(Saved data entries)
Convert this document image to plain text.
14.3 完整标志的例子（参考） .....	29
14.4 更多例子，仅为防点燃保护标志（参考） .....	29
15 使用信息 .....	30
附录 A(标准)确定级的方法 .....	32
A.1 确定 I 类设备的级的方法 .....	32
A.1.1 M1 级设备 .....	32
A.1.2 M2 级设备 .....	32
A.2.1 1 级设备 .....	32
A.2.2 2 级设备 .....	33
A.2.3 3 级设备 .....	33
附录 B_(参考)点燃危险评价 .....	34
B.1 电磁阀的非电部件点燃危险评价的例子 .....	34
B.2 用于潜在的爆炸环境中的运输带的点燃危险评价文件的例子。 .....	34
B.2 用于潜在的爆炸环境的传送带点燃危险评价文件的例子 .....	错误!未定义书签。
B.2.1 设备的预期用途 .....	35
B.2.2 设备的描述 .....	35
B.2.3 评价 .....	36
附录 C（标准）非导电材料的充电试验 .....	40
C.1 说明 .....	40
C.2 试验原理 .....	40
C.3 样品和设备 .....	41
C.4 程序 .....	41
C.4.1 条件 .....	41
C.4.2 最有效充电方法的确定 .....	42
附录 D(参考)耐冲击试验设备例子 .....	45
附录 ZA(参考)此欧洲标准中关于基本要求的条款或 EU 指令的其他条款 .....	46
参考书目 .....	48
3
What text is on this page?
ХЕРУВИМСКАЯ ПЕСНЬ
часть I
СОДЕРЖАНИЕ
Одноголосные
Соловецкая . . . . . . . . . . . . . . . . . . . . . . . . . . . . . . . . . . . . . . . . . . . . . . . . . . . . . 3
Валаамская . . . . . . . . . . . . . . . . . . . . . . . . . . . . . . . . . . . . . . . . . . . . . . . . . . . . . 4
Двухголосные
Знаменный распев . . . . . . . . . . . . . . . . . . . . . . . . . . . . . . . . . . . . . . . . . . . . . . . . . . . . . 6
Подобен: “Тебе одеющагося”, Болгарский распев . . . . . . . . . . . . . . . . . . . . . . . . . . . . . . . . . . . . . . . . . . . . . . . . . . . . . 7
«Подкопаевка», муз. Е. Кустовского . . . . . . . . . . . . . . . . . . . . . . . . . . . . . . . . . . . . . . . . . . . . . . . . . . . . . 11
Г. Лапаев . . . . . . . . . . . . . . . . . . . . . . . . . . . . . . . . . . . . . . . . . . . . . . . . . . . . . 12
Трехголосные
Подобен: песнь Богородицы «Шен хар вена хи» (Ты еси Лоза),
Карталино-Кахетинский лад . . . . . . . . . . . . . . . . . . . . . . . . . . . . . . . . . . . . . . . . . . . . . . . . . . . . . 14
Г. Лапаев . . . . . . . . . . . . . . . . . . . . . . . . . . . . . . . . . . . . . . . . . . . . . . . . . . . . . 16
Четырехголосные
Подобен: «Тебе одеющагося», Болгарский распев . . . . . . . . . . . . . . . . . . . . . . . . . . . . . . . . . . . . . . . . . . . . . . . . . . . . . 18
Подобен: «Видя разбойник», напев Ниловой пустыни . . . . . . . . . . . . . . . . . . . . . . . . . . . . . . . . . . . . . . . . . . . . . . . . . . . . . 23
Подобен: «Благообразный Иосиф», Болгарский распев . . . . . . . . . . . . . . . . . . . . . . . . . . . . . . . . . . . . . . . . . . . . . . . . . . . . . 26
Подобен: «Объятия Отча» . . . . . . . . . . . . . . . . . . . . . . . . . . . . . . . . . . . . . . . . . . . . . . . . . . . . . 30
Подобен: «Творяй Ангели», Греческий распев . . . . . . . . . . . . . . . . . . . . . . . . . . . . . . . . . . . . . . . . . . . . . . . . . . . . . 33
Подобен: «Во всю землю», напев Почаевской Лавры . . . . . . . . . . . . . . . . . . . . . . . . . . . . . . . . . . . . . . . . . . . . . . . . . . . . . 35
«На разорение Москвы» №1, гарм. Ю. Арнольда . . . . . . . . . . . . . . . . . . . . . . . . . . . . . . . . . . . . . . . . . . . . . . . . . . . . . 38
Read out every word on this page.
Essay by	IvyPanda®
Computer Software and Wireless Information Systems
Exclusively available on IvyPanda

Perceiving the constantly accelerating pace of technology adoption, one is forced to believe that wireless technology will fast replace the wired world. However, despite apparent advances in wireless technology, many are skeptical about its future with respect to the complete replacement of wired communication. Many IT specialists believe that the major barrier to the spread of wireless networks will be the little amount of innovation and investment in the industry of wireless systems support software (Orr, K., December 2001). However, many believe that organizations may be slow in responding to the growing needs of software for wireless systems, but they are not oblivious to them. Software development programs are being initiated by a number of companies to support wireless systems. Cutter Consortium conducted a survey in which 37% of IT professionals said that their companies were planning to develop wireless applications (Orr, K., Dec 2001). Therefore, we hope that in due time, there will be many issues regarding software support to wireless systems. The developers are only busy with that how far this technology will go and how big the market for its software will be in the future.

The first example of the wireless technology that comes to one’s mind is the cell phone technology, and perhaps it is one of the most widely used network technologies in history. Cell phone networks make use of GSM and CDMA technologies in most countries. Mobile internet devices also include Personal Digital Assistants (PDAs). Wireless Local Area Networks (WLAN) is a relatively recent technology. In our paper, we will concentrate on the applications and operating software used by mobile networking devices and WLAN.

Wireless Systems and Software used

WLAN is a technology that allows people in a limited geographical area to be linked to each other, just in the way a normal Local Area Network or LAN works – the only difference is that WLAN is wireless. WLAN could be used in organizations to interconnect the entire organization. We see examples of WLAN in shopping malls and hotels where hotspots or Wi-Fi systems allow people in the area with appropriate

* REQUIRED WORK
Quote every record above exactly.

* ANSWER
Convert this document image to plain text.
14.3 完整标志的例子（参考） .....	29
14.4 更多例子，仅为防点燃保护标志（参考） .....	29
15 使用信息 .....	30
附录 A(标准)确定级的方法 .....	32
A.1 确定 I 类设备的级的方法 .....	32
A.1.1 M1 级设备 .....	32
A.1.2 M2 级设备 .....	32
A.2.1 1 级设备 .....	32
A.2.2 2 级设备 .....	33
A.2.3 3 级设备 .....	33
附录 B_(参考)点燃危险评价 .....	34
B.1 电磁阀的非电部件点燃危险评价的例子 .....	34
B.2 用于潜在的爆炸环境中的运输带的点燃危险评价文件的例子。 .....	34
B.2 用于潜在的爆炸环境的传送带点燃危险评价文件的例子 .....	错误!未定义书签。
B.2.1 设备的预期用途 .....	35
B.2.2 设备的描述 .....	35
B.2.3 评价 .....	36
附录 C（标准）非导电材料的充电试验 .....	40
C.1 说明 .....	40
C.2 试验原理 .....	40
C.3 样品和设备 .....	41
C.4 程序 .....	41
C.4.1 条件 .....	41
C.4.2 最有效充电方法的确定 .....	42
附录 D(参考)耐冲击试验设备例子 .....	45
附录 ZA(参考)此欧洲标准中关于基本要求的条款或 EU 指令的其他条款 .....	46
参考书目 .....	48
3
What text is on this page?
ХЕРУВИМСКАЯ ПЕСНЬ
часть I
СОДЕРЖАНИЕ
Одноголосные
Соловецкая . . . . . . . . . . . . . . . . . . . . . . . . . . . . . . . . . . . . . . . . . . . . . . . . . . . . . 3
Валаамская . . . . . . . . . . . . . . . . . . . . . . . . . . . . . . . . . . . . . . . . . . . . . . . . . . . . . 4
Двухголосные
Знаменный распев . . . . . . . . . . . . . . . . . . . . . . . . . . . . . . . . . . . . . . . . . . . . . . . . . . . . . 6
Подобен: “Тебе одеющагося”, Болгарский распев . . . . . . . . . . . . . . . . . . . . . . . . . . . . . . . . . . . . . . . . . . . . . . . . . . . . . 7
«Подкопаевка», муз. Е. Кустовского . . . . . . . . . . . . . . . . . . . . . . . . . . . . . . . . . . . . . . . . . . . . . . . . . . . . . 11
Г. Лапаев . . . . . . . . . . . . . . . . . . . . . . . . . . . . . . . . . . . . . . . . . . . . . . . . . . . . . 12
Трехголосные
Подобен: песнь Богородицы «Шен хар вена хи» (Ты еси Лоза),
Карталино-Кахетинский лад . . . . . . . . . . . . . . . . . . . . . . . . . . . . . . . . . . . . . . . . . . . . . . . . . . . . . 14
Г. Лапаев . . . . . . . . . . . . . . . . . . . . . . . . . . . . . . . . . . . . . . . . . . . . . . . . . . . . . 16
Четырехголосные
Подобен: «Тебе одеющагося», Болгарский распев . . . . . . . . . . . . . . . . . . . . . . . . . . . . . . . . . . . . . . . . . . . . . . . . . . . . . 18
Подобен: «Видя разбойник», напев Ниловой пустыни . . . . . . . . . . . . . . . . . . . . . . . . . . . . . . . . . . . . . . . . . . . . . . . . . . . . . 23
Подобен: «Благообразный Иосиф», Болгарский распев . . . . . . . . . . . . . . . . . . . . . . . . . . . . . . . . . . . . . . . . . . . . . . . . . . . . . 26
Подобен: «Объятия Отча» . . . . . . . . . . . . . . . . . . . . . . . . . . . . . . . . . . . . . . . . . . . . . . . . . . . . . 30
Подобен: «Творяй Ангели», Греческий распев . . . . . . . . . . . . . . . . . . . . . . . . . . . . . . . . . . . . . . . . . . . . . . . . . . . . . 33
Подобен: «Во всю землю», напев Почаевской Лавры . . . . . . . . . . . . . . . . . . . . . . . . . . . . . . . . . . . . . . . . . . . . . . . . . . . . . 35
«На разорение Москвы» №1, гарм. Ю. Арнольда . . . . . . . . . . . . . . . . . . . . . . . . . . . . . . . . . . . . . . . . . . . . . . . . . . . . . 38
Read out every word on this page.
Essay by	IvyPanda®
Computer Software and Wireless Information Systems
Exclusively available on IvyPanda

Perceiving the constantly accelerating pace of technology adoption, one is forced to believe that wireless technology will fast replace the wired world. However, despite apparent advances in wireless technology, many are skeptical about its future with respect to the complete replacement of wired communication. Many IT specialists believe that the major barrier to the spread of wireless networks will be the little amount of innovation and investment in the industry of wireless systems support software (Orr, K., December 2001). However, many believe that organizations may be slow in responding to the growing needs of software for wireless systems, but they are not oblivious to them. Software development programs are being initiated by a number of companies to support wireless systems. Cutter Consortium conducted a survey in which 37% of IT professionals said that their companies were planning to develop wireless applications (Orr, K., Dec 2001). Therefore, we hope that in due time, there will be many issues regarding software support to wireless systems. The developers are only busy with that how far this technology will go and how big the market for its software will be in the future.

The first example of the wireless technology that comes to one’s mind is the cell phone technology, and perhaps it is one of the most widely used network technologies in history. Cell phone networks make use of GSM and CDMA technologies in most countries. Mobile internet devices also include Personal Digital Assistants (PDAs). Wireless Local Area Networks (WLAN) is a relatively recent technology. In our paper, we will concentrate on the applications and operating software used by mobile networking devices and WLAN.

Wireless Systems and Software used

WLAN is a technology that allows people in a limited geographical area to be linked to each other, just in the way a normal Local Area Network or LAN works – the only difference is that WLAN is wireless. WLAN could be used in organizations to interconnect the entire organization. We see examples of WLAN in shopping malls and hotels where hotspots or Wi-Fi systems allow people in the area with appropriate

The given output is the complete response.